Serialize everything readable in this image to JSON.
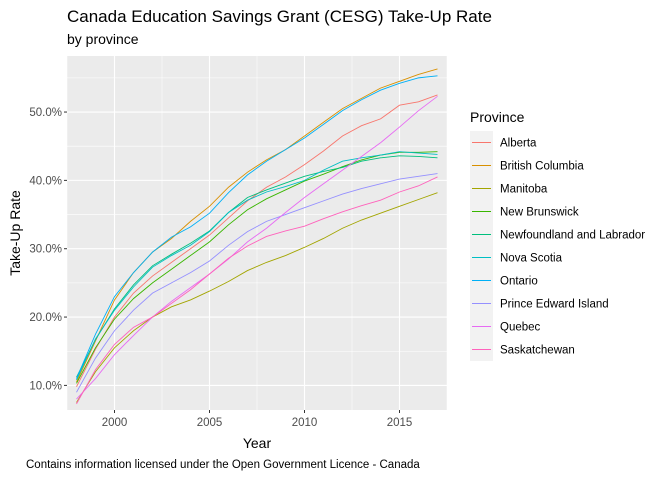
{
  "chart_data": {
    "type": "line",
    "title": "Canada Education Savings Grant (CESG) Take-Up Rate",
    "subtitle": "by province",
    "xlabel": "Year",
    "ylabel": "Take-Up Rate",
    "caption": "Contains information licensed under the Open Government Licence - Canada",
    "legend_title": "Province",
    "legend_position": "right",
    "grid": true,
    "xlim": [
      1997.5,
      2017.5
    ],
    "ylim": [
      6.4,
      58.2
    ],
    "x_ticks": [
      2000,
      2005,
      2010,
      2015
    ],
    "x_tick_labels": [
      "2000",
      "2005",
      "2010",
      "2015"
    ],
    "y_ticks": [
      10,
      20,
      30,
      40,
      50
    ],
    "y_tick_labels": [
      "10.0%",
      "20.0%",
      "30.0%",
      "40.0%",
      "50.0%"
    ],
    "x": [
      1998,
      1999,
      2000,
      2001,
      2002,
      2003,
      2004,
      2005,
      2006,
      2007,
      2008,
      2009,
      2010,
      2011,
      2012,
      2013,
      2014,
      2015,
      2016,
      2017
    ],
    "series": [
      {
        "name": "Alberta",
        "color": "#F8766D",
        "values": [
          9.8,
          15.3,
          20.0,
          23.5,
          26.0,
          28.0,
          30.0,
          32.0,
          34.5,
          37.0,
          39.0,
          40.5,
          42.3,
          44.3,
          46.5,
          48.0,
          49.0,
          51.0,
          51.5,
          52.5
        ]
      },
      {
        "name": "British Columbia",
        "color": "#D89000",
        "values": [
          10.5,
          16.5,
          22.5,
          26.5,
          29.5,
          31.5,
          34.0,
          36.2,
          39.0,
          41.2,
          43.0,
          44.5,
          46.5,
          48.5,
          50.5,
          52.0,
          53.5,
          54.5,
          55.5,
          56.3
        ]
      },
      {
        "name": "Manitoba",
        "color": "#A3A500",
        "values": [
          7.5,
          12.0,
          15.5,
          18.0,
          20.0,
          21.5,
          22.5,
          23.8,
          25.2,
          26.8,
          28.0,
          29.0,
          30.2,
          31.5,
          33.0,
          34.2,
          35.2,
          36.2,
          37.2,
          38.2
        ]
      },
      {
        "name": "New Brunswick",
        "color": "#39B600",
        "values": [
          10.3,
          15.5,
          19.7,
          22.7,
          25.0,
          27.0,
          29.0,
          31.0,
          33.5,
          35.7,
          37.3,
          38.6,
          39.9,
          40.9,
          42.0,
          43.0,
          43.7,
          44.1,
          44.1,
          44.2
        ]
      },
      {
        "name": "Newfoundland and Labrador",
        "color": "#00BF7D",
        "values": [
          11.2,
          16.7,
          21.2,
          24.7,
          27.5,
          29.2,
          30.8,
          32.6,
          35.3,
          37.5,
          38.6,
          39.6,
          40.6,
          41.3,
          41.9,
          42.8,
          43.3,
          43.6,
          43.5,
          43.3
        ]
      },
      {
        "name": "Nova Scotia",
        "color": "#00BFC4",
        "values": [
          10.8,
          16.8,
          21.0,
          24.4,
          27.3,
          29.0,
          30.5,
          32.5,
          35.3,
          37.1,
          38.3,
          39.1,
          40.0,
          41.5,
          42.8,
          43.3,
          43.7,
          44.2,
          44.0,
          43.8
        ]
      },
      {
        "name": "Ontario",
        "color": "#00B0F6",
        "values": [
          11.0,
          17.5,
          23.0,
          26.5,
          29.5,
          31.7,
          33.2,
          35.2,
          38.2,
          40.8,
          42.8,
          44.5,
          46.2,
          48.2,
          50.2,
          51.8,
          53.2,
          54.2,
          55.0,
          55.3
        ]
      },
      {
        "name": "Prince Edward Island",
        "color": "#9590FF",
        "values": [
          9.0,
          14.0,
          18.0,
          21.0,
          23.5,
          25.0,
          26.5,
          28.2,
          30.5,
          32.5,
          34.0,
          35.0,
          36.0,
          37.0,
          38.0,
          38.8,
          39.5,
          40.2,
          40.6,
          41.0
        ]
      },
      {
        "name": "Quebec",
        "color": "#E76BF3",
        "values": [
          8.0,
          11.0,
          14.5,
          17.3,
          20.0,
          22.3,
          24.3,
          26.3,
          28.5,
          31.0,
          33.0,
          35.3,
          37.5,
          39.5,
          41.5,
          43.5,
          45.5,
          47.8,
          50.2,
          52.3
        ]
      },
      {
        "name": "Saskatchewan",
        "color": "#FF62BC",
        "values": [
          7.3,
          12.3,
          16.0,
          18.5,
          20.0,
          22.0,
          24.0,
          26.3,
          28.6,
          30.4,
          31.8,
          32.6,
          33.3,
          34.4,
          35.4,
          36.3,
          37.1,
          38.3,
          39.2,
          40.5
        ]
      }
    ]
  }
}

━━━━━━━━━━━━━━━━

Please transcribe the material above exactly as written. Leave the pictures out.

→ **ANSWER TO THE PROBLEM**:
Serialize everything readable in this image to JSON.
{
  "chart_data": {
    "type": "line",
    "title": "Canada Education Savings Grant (CESG) Take-Up Rate",
    "subtitle": "by province",
    "xlabel": "Year",
    "ylabel": "Take-Up Rate",
    "caption": "Contains information licensed under the Open Government Licence - Canada",
    "legend_title": "Province",
    "legend_position": "right",
    "grid": true,
    "xlim": [
      1997.5,
      2017.5
    ],
    "ylim": [
      6.4,
      58.2
    ],
    "x_ticks": [
      2000,
      2005,
      2010,
      2015
    ],
    "x_tick_labels": [
      "2000",
      "2005",
      "2010",
      "2015"
    ],
    "y_ticks": [
      10,
      20,
      30,
      40,
      50
    ],
    "y_tick_labels": [
      "10.0%",
      "20.0%",
      "30.0%",
      "40.0%",
      "50.0%"
    ],
    "x": [
      1998,
      1999,
      2000,
      2001,
      2002,
      2003,
      2004,
      2005,
      2006,
      2007,
      2008,
      2009,
      2010,
      2011,
      2012,
      2013,
      2014,
      2015,
      2016,
      2017
    ],
    "series": [
      {
        "name": "Alberta",
        "color": "#F8766D",
        "values": [
          9.8,
          15.3,
          20.0,
          23.5,
          26.0,
          28.0,
          30.0,
          32.0,
          34.5,
          37.0,
          39.0,
          40.5,
          42.3,
          44.3,
          46.5,
          48.0,
          49.0,
          51.0,
          51.5,
          52.5
        ]
      },
      {
        "name": "British Columbia",
        "color": "#D89000",
        "values": [
          10.5,
          16.5,
          22.5,
          26.5,
          29.5,
          31.5,
          34.0,
          36.2,
          39.0,
          41.2,
          43.0,
          44.5,
          46.5,
          48.5,
          50.5,
          52.0,
          53.5,
          54.5,
          55.5,
          56.3
        ]
      },
      {
        "name": "Manitoba",
        "color": "#A3A500",
        "values": [
          7.5,
          12.0,
          15.5,
          18.0,
          20.0,
          21.5,
          22.5,
          23.8,
          25.2,
          26.8,
          28.0,
          29.0,
          30.2,
          31.5,
          33.0,
          34.2,
          35.2,
          36.2,
          37.2,
          38.2
        ]
      },
      {
        "name": "New Brunswick",
        "color": "#39B600",
        "values": [
          10.3,
          15.5,
          19.7,
          22.7,
          25.0,
          27.0,
          29.0,
          31.0,
          33.5,
          35.7,
          37.3,
          38.6,
          39.9,
          40.9,
          42.0,
          43.0,
          43.7,
          44.1,
          44.1,
          44.2
        ]
      },
      {
        "name": "Newfoundland and Labrador",
        "color": "#00BF7D",
        "values": [
          11.2,
          16.7,
          21.2,
          24.7,
          27.5,
          29.2,
          30.8,
          32.6,
          35.3,
          37.5,
          38.6,
          39.6,
          40.6,
          41.3,
          41.9,
          42.8,
          43.3,
          43.6,
          43.5,
          43.3
        ]
      },
      {
        "name": "Nova Scotia",
        "color": "#00BFC4",
        "values": [
          10.8,
          16.8,
          21.0,
          24.4,
          27.3,
          29.0,
          30.5,
          32.5,
          35.3,
          37.1,
          38.3,
          39.1,
          40.0,
          41.5,
          42.8,
          43.3,
          43.7,
          44.2,
          44.0,
          43.8
        ]
      },
      {
        "name": "Ontario",
        "color": "#00B0F6",
        "values": [
          11.0,
          17.5,
          23.0,
          26.5,
          29.5,
          31.7,
          33.2,
          35.2,
          38.2,
          40.8,
          42.8,
          44.5,
          46.2,
          48.2,
          50.2,
          51.8,
          53.2,
          54.2,
          55.0,
          55.3
        ]
      },
      {
        "name": "Prince Edward Island",
        "color": "#9590FF",
        "values": [
          9.0,
          14.0,
          18.0,
          21.0,
          23.5,
          25.0,
          26.5,
          28.2,
          30.5,
          32.5,
          34.0,
          35.0,
          36.0,
          37.0,
          38.0,
          38.8,
          39.5,
          40.2,
          40.6,
          41.0
        ]
      },
      {
        "name": "Quebec",
        "color": "#E76BF3",
        "values": [
          8.0,
          11.0,
          14.5,
          17.3,
          20.0,
          22.3,
          24.3,
          26.3,
          28.5,
          31.0,
          33.0,
          35.3,
          37.5,
          39.5,
          41.5,
          43.5,
          45.5,
          47.8,
          50.2,
          52.3
        ]
      },
      {
        "name": "Saskatchewan",
        "color": "#FF62BC",
        "values": [
          7.3,
          12.3,
          16.0,
          18.5,
          20.0,
          22.0,
          24.0,
          26.3,
          28.6,
          30.4,
          31.8,
          32.6,
          33.3,
          34.4,
          35.4,
          36.3,
          37.1,
          38.3,
          39.2,
          40.5
        ]
      }
    ]
  }
}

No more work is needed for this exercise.